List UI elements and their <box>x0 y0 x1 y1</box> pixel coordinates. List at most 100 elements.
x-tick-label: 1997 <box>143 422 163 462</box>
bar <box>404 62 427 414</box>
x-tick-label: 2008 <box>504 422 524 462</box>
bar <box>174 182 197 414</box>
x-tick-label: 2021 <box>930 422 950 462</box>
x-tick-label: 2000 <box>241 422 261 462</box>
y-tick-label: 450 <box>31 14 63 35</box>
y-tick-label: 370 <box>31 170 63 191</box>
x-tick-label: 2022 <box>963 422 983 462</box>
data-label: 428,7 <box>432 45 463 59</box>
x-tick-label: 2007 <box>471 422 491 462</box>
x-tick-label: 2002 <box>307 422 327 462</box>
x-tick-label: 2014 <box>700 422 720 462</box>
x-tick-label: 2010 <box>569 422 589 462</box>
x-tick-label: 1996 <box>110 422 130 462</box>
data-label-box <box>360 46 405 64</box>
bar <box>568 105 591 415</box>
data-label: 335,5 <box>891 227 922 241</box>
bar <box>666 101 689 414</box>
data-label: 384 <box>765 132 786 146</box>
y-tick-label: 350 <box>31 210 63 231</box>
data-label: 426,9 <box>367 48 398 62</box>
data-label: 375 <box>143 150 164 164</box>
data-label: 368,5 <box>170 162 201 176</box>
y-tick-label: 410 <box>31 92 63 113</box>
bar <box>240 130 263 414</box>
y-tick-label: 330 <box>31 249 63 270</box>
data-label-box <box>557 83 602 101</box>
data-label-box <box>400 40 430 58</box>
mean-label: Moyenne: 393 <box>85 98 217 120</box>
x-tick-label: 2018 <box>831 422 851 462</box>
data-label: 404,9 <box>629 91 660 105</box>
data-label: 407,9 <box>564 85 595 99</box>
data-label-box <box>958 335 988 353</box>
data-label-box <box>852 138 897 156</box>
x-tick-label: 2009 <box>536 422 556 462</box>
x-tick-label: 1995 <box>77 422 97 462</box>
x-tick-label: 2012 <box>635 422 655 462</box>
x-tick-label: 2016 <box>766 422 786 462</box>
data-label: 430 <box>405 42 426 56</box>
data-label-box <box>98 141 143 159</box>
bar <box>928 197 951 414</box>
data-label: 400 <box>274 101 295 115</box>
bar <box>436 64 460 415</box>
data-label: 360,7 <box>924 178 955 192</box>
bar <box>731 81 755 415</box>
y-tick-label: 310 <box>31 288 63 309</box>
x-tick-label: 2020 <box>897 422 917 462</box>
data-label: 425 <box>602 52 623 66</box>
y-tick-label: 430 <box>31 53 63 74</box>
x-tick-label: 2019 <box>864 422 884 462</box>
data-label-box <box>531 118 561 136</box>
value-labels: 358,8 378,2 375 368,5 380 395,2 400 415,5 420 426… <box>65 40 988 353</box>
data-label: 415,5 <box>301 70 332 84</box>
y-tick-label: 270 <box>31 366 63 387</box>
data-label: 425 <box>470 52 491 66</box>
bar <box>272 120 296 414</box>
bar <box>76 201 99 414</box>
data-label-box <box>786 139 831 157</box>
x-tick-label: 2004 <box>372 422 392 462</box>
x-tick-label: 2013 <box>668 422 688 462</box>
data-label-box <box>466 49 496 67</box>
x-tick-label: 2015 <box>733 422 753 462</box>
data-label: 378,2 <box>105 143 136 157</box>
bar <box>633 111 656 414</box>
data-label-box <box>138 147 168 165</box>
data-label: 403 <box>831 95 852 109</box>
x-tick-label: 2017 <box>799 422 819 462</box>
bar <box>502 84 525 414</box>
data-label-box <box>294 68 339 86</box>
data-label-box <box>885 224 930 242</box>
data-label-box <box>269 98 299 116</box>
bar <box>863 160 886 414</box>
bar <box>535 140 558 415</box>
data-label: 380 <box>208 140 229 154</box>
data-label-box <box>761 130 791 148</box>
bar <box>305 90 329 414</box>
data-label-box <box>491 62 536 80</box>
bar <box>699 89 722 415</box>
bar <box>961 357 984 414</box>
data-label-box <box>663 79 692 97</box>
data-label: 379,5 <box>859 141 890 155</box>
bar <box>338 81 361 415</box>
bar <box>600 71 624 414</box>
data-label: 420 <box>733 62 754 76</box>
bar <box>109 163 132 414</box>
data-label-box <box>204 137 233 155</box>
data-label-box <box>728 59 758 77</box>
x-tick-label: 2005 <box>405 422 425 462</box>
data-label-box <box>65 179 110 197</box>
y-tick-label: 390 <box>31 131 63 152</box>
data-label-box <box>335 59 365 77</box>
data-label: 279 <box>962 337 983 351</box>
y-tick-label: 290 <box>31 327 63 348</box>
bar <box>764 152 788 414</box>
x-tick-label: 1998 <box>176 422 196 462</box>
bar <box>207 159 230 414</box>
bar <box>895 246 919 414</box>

Task instructions
Select each line of the records above that contains the string "pixel" and copy those lines.

Finished exercise
List UI elements and their <box>x0 y0 x1 y1</box> pixel coordinates. List at most 100 elements.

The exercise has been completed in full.